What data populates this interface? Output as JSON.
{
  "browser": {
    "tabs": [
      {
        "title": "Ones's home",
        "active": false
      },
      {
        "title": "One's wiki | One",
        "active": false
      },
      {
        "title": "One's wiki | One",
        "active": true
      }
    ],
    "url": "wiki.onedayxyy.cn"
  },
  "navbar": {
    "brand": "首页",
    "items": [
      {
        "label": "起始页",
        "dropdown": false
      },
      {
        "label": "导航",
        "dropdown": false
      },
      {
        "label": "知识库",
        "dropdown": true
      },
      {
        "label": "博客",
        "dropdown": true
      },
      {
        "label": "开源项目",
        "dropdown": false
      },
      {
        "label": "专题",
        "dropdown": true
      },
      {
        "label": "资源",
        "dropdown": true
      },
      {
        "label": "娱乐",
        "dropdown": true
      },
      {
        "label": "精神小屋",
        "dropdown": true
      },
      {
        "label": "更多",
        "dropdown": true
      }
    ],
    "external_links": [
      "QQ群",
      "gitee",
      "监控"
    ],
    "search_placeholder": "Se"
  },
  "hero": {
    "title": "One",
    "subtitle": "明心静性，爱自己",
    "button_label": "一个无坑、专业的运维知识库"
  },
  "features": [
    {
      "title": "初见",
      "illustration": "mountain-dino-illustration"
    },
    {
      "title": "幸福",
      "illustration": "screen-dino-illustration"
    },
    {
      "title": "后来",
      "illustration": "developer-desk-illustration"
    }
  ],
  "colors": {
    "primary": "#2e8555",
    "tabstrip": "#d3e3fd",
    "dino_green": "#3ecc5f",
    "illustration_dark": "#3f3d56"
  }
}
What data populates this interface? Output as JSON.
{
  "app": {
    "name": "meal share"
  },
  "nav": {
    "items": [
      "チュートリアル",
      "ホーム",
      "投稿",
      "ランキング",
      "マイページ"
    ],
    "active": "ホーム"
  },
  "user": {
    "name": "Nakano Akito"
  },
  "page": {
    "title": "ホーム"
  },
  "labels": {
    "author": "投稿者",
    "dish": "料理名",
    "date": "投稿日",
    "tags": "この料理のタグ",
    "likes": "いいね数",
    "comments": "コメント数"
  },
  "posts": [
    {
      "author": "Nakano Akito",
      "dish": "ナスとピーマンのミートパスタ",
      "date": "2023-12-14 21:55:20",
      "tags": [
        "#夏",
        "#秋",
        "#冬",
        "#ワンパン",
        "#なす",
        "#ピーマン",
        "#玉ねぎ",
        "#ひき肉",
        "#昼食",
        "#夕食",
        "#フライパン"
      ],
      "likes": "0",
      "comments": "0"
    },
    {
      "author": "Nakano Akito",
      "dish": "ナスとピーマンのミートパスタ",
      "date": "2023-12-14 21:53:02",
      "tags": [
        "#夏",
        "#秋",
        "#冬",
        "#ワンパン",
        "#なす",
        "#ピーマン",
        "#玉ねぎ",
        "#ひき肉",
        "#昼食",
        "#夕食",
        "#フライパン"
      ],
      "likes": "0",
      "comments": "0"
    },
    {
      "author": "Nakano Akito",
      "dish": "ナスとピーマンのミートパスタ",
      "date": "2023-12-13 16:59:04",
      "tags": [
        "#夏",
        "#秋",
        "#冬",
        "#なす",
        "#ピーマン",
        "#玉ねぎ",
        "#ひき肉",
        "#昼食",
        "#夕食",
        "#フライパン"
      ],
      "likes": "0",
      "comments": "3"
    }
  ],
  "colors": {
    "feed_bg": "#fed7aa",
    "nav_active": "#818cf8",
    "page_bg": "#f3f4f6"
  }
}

= = =

Requirements: Write the complete data out, exactly as above.

Finished answer:
What data populates this interface? Output as JSON.
{
  "browser": {
    "tabs": [
      {
        "title": "Ones's home",
        "active": false
      },
      {
        "title": "One's wiki | One",
        "active": false
      },
      {
        "title": "One's wiki | One",
        "active": true
      }
    ],
    "url": "wiki.onedayxyy.cn"
  },
  "navbar": {
    "brand": "首页",
    "items": [
      {
        "label": "起始页",
        "dropdown": false
      },
      {
        "label": "导航",
        "dropdown": false
      },
      {
        "label": "知识库",
        "dropdown": true
      },
      {
        "label": "博客",
        "dropdown": true
      },
      {
        "label": "开源项目",
        "dropdown": false
      },
      {
        "label": "专题",
        "dropdown": true
      },
      {
        "label": "资源",
        "dropdown": true
      },
      {
        "label": "娱乐",
        "dropdown": true
      },
      {
        "label": "精神小屋",
        "dropdown": true
      },
      {
        "label": "更多",
        "dropdown": true
      }
    ],
    "external_links": [
      "QQ群",
      "gitee",
      "监控"
    ],
    "search_placeholder": "Se"
  },
  "hero": {
    "title": "One",
    "subtitle": "明心静性，爱自己",
    "button_label": "一个无坑、专业的运维知识库"
  },
  "features": [
    {
      "title": "初见",
      "illustration": "mountain-dino-illustration"
    },
    {
      "title": "幸福",
      "illustration": "screen-dino-illustration"
    },
    {
      "title": "后来",
      "illustration": "developer-desk-illustration"
    }
  ],
  "colors": {
    "primary": "#2e8555",
    "tabstrip": "#d3e3fd",
    "dino_green": "#3ecc5f",
    "illustration_dark": "#3f3d56"
  }
}
What data populates this interface? Output as JSON.
{
  "app": {
    "name": "meal share"
  },
  "nav": {
    "items": [
      "チュートリアル",
      "ホーム",
      "投稿",
      "ランキング",
      "マイページ"
    ],
    "active": "ホーム"
  },
  "user": {
    "name": "Nakano Akito"
  },
  "page": {
    "title": "ホーム"
  },
  "labels": {
    "author": "投稿者",
    "dish": "料理名",
    "date": "投稿日",
    "tags": "この料理のタグ",
    "likes": "いいね数",
    "comments": "コメント数"
  },
  "posts": [
    {
      "author": "Nakano Akito",
      "dish": "ナスとピーマンのミートパスタ",
      "date": "2023-12-14 21:55:20",
      "tags": [
        "#夏",
        "#秋",
        "#冬",
        "#ワンパン",
        "#なす",
        "#ピーマン",
        "#玉ねぎ",
        "#ひき肉",
        "#昼食",
        "#夕食",
        "#フライパン"
      ],
      "likes": "0",
      "comments": "0"
    },
    {
      "author": "Nakano Akito",
      "dish": "ナスとピーマンのミートパスタ",
      "date": "2023-12-14 21:53:02",
      "tags": [
        "#夏",
        "#秋",
        "#冬",
        "#ワンパン",
        "#なす",
        "#ピーマン",
        "#玉ねぎ",
        "#ひき肉",
        "#昼食",
        "#夕食",
        "#フライパン"
      ],
      "likes": "0",
      "comments": "0"
    },
    {
      "author": "Nakano Akito",
      "dish": "ナスとピーマンのミートパスタ",
      "date": "2023-12-13 16:59:04",
      "tags": [
        "#夏",
        "#秋",
        "#冬",
        "#なす",
        "#ピーマン",
        "#玉ねぎ",
        "#ひき肉",
        "#昼食",
        "#夕食",
        "#フライパン"
      ],
      "likes": "0",
      "comments": "3"
    }
  ],
  "colors": {
    "feed_bg": "#fed7aa",
    "nav_active": "#818cf8",
    "page_bg": "#f3f4f6"
  }
}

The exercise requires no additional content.